Leave out the pictures and repeat the data exactly.

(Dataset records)
────────────────────
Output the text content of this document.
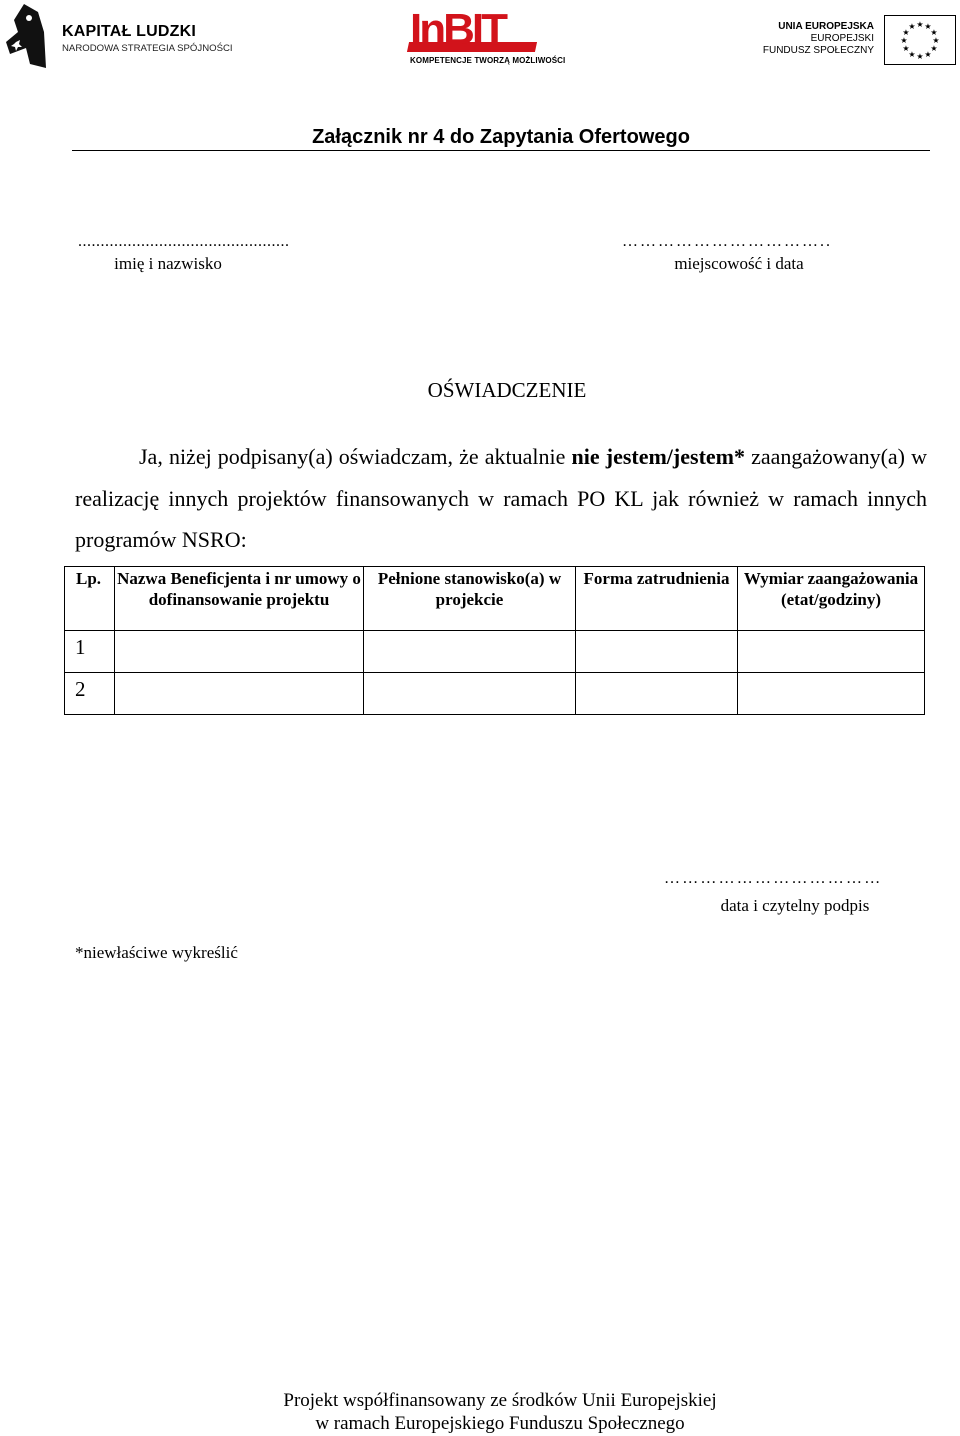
KAPITAŁ LUDZKI
NARODOWA STRATEGIA SPÓJNOŚCI	InBIT
KOMPETENCJE TWORZĄ MOŻLIWOŚCI
UNIA EUROPEJSKA
EUROPEJSKI
FUNDUSZ SPOŁECZNY
★ ★
★
★
★
★
★
★
★
★
★
★
Załącznik nr 4 do Zapytania Ofertowego
...............................................
imię i nazwisko
……………………………..
miejscowość i data
OŚWIADCZENIE
Ja, niżej podpisany(a) oświadczam, że aktualnie nie jestem/jestem* zaangażowany(a) w realizację innych projektów finansowanych w ramach PO KL jak również w ramach innych programów NSRO:
Lp.	Nazwa Beneficjenta i nr umowy o dofinansowanie projektu	Pełnione stanowisko(a) w projekcie	Forma zatrudnienia	Wymiar zaangażowania (etat/godziny)
1				
2				
………………………………
data i czytelny podpis
*niewłaściwe wykreślić
Projekt współfinansowany ze środków Unii Europejskiej
w ramach Europejskiego Funduszu Społecznego
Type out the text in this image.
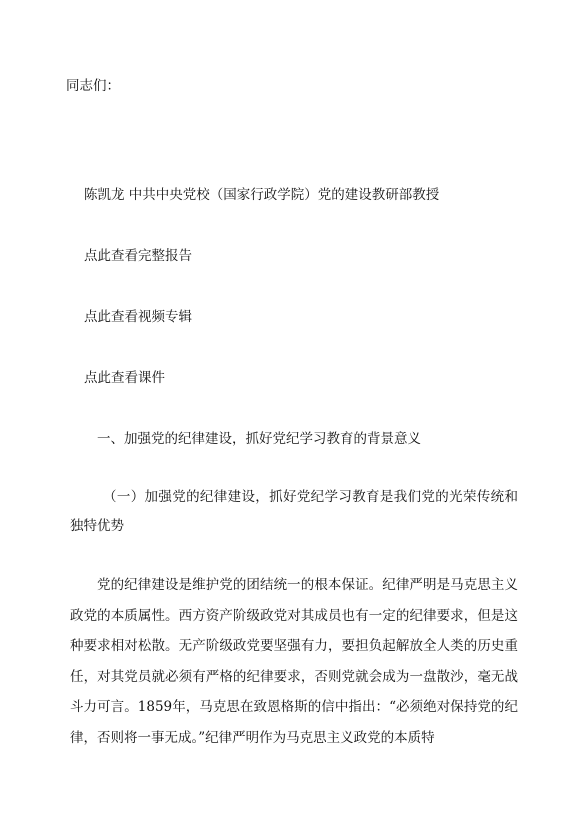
同志们：
陈凯龙 中共中央党校（国家行政学院）党的建设教研部教授
点此查看完整报告
点此查看视频专辑
点此查看课件
一、加强党的纪律建设，抓好党纪学习教育的背景意义
（一）加强党的纪律建设，抓好党纪学习教育是我们党的光荣传统和独特优势
党的纪律建设是维护党的团结统一的根本保证。纪律严明是马克思主义政党的本质属性。西方资产阶级政党对其成员也有一定的纪律要求，但是这种要求相对松散。无产阶级政党要坚强有力，要担负起解放全人类的历史重任，对其党员就必须有严格的纪律要求，否则党就会成为一盘散沙，毫无战斗力可言。1859年，马克思在致恩格斯的信中指出：“必须绝对保持党的纪律，否则将一事无成。”纪律严明作为马克思主义政党的本质特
────────────────────
[RESULT OF THIS TASK]
Output the text content of this document.
KAPITAŁ LUDZKI
NARODOWA STRATEGIA SPÓJNOŚCI	InBIT
KOMPETENCJE TWORZĄ MOŻLIWOŚCI
UNIA EUROPEJSKA
EUROPEJSKI
FUNDUSZ SPOŁECZNY
★ ★
★
★
★
★
★
★
★
★
★
★
Załącznik nr 4 do Zapytania Ofertowego
...............................................
imię i nazwisko
……………………………..
miejscowość i data
OŚWIADCZENIE
Ja, niżej podpisany(a) oświadczam, że aktualnie nie jestem/jestem* zaangażowany(a) w realizację innych projektów finansowanych w ramach PO KL jak również w ramach innych programów NSRO:
Lp.	Nazwa Beneficjenta i nr umowy o dofinansowanie projektu	Pełnione stanowisko(a) w projekcie	Forma zatrudnienia	Wymiar zaangażowania (etat/godziny)
1				
2				
………………………………
data i czytelny podpis
*niewłaściwe wykreślić
Projekt współfinansowany ze środków Unii Europejskiej
w ramach Europejskiego Funduszu Społecznego
Type out the text in this image.
同志们：
陈凯龙 中共中央党校（国家行政学院）党的建设教研部教授
点此查看完整报告
点此查看视频专辑
点此查看课件
一、加强党的纪律建设，抓好党纪学习教育的背景意义
（一）加强党的纪律建设，抓好党纪学习教育是我们党的光荣传统和独特优势
党的纪律建设是维护党的团结统一的根本保证。纪律严明是马克思主义政党的本质属性。西方资产阶级政党对其成员也有一定的纪律要求，但是这种要求相对松散。无产阶级政党要坚强有力，要担负起解放全人类的历史重任，对其党员就必须有严格的纪律要求，否则党就会成为一盘散沙，毫无战斗力可言。1859年，马克思在致恩格斯的信中指出：“必须绝对保持党的纪律，否则将一事无成。”纪律严明作为马克思主义政党的本质特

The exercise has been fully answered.